---------- Data shown

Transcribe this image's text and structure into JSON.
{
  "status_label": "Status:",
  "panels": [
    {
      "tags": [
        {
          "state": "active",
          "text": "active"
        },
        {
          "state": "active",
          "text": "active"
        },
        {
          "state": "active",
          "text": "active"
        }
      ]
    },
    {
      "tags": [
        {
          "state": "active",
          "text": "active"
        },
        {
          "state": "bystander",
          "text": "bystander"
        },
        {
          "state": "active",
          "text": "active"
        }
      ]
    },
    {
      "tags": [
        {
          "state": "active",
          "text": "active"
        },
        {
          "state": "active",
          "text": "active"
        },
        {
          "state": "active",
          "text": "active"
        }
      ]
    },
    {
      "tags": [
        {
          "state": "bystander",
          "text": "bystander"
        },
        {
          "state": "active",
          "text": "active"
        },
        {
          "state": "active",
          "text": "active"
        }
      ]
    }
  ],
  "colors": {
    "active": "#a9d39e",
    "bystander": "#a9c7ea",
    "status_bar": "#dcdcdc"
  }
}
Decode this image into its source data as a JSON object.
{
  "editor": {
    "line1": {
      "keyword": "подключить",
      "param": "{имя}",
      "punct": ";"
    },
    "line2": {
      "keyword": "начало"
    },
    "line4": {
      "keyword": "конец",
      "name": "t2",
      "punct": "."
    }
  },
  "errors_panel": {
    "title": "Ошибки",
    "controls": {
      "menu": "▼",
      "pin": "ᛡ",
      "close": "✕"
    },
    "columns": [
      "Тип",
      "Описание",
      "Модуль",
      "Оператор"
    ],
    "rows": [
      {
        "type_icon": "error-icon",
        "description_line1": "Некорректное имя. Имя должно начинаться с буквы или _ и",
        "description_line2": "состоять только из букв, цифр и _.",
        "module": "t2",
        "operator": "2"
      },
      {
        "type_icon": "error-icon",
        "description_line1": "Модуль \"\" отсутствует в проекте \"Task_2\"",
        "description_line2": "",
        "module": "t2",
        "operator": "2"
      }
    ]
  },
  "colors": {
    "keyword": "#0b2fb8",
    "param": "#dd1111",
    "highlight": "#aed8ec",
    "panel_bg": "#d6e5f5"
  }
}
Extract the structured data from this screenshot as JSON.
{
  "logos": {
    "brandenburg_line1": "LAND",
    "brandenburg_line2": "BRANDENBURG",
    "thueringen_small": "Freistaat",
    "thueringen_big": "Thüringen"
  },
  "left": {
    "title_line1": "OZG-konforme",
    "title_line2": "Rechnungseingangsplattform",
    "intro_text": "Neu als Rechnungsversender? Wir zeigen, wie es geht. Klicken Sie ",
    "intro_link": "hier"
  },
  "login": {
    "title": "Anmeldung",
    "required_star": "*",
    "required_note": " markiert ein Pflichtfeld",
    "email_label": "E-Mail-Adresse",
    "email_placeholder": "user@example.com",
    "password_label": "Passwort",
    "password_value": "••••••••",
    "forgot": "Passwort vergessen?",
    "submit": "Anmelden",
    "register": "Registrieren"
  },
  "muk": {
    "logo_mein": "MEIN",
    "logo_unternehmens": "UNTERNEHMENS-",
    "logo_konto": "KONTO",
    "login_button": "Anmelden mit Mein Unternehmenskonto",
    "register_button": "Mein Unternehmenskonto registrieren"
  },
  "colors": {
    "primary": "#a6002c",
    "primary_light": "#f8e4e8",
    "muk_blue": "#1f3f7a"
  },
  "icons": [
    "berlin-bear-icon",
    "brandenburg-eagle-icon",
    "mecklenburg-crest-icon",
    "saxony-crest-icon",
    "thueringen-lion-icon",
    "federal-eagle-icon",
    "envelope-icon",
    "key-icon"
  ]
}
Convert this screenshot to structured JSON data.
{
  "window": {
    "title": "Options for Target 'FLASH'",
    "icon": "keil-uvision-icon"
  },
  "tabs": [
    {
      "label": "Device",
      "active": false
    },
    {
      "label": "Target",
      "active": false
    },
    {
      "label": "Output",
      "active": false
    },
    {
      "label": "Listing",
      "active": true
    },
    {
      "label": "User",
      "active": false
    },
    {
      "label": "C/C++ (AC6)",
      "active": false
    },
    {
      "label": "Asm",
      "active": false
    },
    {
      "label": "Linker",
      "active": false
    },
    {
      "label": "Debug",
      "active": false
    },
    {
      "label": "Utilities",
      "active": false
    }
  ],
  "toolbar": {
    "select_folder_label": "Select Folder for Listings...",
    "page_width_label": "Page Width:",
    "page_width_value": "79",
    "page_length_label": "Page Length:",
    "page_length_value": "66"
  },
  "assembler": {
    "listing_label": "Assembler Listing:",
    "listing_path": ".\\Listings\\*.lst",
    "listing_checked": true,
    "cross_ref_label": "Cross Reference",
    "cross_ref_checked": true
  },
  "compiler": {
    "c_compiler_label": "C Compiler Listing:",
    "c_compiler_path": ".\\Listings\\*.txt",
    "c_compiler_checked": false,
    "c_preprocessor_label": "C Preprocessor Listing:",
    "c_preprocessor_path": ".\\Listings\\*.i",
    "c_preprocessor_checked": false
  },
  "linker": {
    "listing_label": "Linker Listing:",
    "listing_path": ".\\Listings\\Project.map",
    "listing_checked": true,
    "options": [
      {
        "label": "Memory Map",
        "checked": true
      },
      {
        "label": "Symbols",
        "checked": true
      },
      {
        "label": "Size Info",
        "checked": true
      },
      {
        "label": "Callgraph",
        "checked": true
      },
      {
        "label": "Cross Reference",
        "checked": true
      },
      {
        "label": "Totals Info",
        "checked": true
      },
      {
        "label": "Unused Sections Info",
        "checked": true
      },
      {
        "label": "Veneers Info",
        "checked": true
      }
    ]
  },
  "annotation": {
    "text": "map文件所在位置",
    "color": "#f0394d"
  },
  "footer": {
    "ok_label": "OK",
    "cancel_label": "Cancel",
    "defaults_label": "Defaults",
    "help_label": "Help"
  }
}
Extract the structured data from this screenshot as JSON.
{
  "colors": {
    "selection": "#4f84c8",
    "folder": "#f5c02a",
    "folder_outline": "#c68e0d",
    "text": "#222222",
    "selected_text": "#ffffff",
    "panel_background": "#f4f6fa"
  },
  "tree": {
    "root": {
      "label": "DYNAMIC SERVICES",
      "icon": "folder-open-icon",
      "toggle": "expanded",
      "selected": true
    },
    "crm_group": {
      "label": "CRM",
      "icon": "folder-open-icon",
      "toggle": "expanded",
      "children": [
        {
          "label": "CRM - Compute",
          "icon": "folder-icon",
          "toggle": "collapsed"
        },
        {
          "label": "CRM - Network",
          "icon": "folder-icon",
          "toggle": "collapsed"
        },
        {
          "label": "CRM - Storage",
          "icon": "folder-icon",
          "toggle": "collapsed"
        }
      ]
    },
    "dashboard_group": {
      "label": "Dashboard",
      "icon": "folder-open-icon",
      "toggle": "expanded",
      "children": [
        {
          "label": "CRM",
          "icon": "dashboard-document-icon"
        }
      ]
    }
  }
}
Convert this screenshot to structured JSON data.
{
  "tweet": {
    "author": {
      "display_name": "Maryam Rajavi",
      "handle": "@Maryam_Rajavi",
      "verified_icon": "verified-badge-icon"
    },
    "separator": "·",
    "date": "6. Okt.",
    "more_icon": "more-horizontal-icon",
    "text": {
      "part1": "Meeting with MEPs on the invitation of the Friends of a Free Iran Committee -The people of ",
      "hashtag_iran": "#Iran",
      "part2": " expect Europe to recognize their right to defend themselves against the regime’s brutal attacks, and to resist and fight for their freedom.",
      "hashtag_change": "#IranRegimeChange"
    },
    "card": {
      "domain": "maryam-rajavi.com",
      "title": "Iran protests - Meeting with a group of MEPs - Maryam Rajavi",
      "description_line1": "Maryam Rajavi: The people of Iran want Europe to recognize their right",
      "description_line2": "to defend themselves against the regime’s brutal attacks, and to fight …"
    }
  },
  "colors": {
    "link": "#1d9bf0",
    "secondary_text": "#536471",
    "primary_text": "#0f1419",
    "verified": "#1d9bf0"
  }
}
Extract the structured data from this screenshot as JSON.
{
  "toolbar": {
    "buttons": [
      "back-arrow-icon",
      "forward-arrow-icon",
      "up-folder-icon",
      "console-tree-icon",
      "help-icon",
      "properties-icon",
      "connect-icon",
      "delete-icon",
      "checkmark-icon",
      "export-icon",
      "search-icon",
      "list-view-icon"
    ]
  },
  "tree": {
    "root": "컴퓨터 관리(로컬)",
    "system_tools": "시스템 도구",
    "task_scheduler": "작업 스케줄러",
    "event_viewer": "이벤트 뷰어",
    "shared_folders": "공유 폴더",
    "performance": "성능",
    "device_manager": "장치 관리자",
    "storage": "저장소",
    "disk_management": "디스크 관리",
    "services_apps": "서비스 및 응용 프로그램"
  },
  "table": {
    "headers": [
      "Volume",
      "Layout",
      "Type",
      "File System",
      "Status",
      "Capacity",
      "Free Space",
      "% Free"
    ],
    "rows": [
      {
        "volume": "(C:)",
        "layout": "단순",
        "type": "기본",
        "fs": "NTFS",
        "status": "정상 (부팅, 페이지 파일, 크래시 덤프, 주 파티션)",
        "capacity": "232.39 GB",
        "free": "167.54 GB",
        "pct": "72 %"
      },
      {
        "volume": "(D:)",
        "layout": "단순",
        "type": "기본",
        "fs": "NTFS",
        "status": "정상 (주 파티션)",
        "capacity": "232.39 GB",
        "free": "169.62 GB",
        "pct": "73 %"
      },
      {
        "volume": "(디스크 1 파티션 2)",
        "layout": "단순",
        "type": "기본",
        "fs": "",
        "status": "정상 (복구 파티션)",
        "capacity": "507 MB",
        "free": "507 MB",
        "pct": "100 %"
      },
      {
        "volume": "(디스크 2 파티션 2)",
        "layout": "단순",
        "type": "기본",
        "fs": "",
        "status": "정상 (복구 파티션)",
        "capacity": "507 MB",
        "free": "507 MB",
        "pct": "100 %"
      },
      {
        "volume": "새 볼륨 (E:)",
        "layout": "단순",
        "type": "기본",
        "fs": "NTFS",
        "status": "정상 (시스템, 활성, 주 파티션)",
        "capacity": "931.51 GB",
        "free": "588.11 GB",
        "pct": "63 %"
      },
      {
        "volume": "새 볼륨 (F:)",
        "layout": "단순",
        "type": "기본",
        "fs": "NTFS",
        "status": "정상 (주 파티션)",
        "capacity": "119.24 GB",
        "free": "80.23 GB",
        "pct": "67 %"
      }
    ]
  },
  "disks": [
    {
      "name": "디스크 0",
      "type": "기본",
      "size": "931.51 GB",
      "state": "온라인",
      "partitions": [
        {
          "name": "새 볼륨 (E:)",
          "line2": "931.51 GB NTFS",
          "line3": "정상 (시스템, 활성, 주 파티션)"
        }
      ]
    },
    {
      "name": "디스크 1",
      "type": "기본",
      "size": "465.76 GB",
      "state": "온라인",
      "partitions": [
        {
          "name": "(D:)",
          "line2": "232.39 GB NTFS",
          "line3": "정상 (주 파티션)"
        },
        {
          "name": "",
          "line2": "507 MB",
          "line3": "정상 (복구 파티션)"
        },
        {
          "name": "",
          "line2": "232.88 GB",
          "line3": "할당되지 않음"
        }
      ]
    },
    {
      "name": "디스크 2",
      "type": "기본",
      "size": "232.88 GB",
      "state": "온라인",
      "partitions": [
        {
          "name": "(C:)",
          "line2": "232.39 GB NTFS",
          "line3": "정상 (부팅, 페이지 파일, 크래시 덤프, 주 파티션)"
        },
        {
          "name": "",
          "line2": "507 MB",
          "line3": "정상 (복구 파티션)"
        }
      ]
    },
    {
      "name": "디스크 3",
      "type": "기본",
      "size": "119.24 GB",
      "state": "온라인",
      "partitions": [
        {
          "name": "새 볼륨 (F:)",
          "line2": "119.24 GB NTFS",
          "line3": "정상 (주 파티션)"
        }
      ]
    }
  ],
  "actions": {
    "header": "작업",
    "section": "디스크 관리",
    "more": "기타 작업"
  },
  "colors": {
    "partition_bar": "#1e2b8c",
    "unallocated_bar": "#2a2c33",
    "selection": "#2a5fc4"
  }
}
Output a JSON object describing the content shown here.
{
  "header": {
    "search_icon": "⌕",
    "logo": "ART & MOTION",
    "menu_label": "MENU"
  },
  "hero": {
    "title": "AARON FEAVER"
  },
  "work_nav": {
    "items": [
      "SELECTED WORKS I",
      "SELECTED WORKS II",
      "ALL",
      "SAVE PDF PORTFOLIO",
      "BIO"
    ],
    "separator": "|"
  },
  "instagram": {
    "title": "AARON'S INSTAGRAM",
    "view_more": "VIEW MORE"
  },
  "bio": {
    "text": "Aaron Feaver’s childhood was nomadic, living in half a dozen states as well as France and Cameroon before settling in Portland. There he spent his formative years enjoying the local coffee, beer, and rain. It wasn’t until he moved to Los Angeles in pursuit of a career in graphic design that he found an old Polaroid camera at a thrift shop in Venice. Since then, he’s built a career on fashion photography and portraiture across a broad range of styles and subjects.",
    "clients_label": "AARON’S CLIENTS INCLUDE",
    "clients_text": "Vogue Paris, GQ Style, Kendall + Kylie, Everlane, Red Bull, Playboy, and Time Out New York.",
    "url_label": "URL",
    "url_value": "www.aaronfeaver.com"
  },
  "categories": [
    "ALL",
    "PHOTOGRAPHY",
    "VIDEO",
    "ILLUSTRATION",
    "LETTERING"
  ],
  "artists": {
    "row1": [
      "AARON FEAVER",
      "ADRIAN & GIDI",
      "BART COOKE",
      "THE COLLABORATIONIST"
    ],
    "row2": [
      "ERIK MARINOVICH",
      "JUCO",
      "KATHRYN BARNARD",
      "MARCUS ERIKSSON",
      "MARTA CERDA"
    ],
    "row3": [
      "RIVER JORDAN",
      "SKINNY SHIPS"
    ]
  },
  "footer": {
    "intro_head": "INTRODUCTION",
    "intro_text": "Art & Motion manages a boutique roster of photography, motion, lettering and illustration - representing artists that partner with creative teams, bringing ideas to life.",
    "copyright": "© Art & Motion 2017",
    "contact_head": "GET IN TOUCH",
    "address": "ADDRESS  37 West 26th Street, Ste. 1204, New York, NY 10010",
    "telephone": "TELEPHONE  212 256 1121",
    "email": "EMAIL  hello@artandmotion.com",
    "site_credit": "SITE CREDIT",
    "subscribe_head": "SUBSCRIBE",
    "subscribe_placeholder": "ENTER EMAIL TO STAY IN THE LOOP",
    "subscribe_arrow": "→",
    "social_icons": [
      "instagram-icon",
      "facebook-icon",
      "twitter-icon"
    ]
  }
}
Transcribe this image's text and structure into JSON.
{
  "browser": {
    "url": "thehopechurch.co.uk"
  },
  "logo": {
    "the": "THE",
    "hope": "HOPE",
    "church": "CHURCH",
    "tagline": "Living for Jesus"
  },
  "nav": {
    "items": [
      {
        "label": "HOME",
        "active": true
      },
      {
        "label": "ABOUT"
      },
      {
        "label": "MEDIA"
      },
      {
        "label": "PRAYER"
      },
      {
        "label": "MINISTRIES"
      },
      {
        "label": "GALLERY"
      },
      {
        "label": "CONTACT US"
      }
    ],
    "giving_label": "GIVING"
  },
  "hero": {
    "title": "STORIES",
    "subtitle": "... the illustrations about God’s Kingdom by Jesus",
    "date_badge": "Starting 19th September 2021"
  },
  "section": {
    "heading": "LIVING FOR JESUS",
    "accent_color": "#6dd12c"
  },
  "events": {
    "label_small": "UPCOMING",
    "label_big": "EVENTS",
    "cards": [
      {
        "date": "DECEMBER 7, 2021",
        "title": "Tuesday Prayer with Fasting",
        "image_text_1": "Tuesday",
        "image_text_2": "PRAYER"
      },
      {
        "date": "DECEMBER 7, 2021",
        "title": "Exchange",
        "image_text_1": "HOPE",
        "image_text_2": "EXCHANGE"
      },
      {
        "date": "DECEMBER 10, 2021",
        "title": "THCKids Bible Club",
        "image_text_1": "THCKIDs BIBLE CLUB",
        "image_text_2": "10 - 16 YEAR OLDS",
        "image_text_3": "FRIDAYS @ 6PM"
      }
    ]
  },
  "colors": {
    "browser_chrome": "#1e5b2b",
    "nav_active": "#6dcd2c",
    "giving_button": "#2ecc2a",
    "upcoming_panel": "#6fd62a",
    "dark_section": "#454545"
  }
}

--------------------

* [What the task asks]
Using the records given above, list every line that includes the word "Europe".

* [Result]
      "part2": " expect Europe to recognize their right to defend themselves against the regime’s brutal attacks, and to resist and fight for their freedom.",
      "description_line1": "Maryam Rajavi: The people of Iran want Europe to recognize their right",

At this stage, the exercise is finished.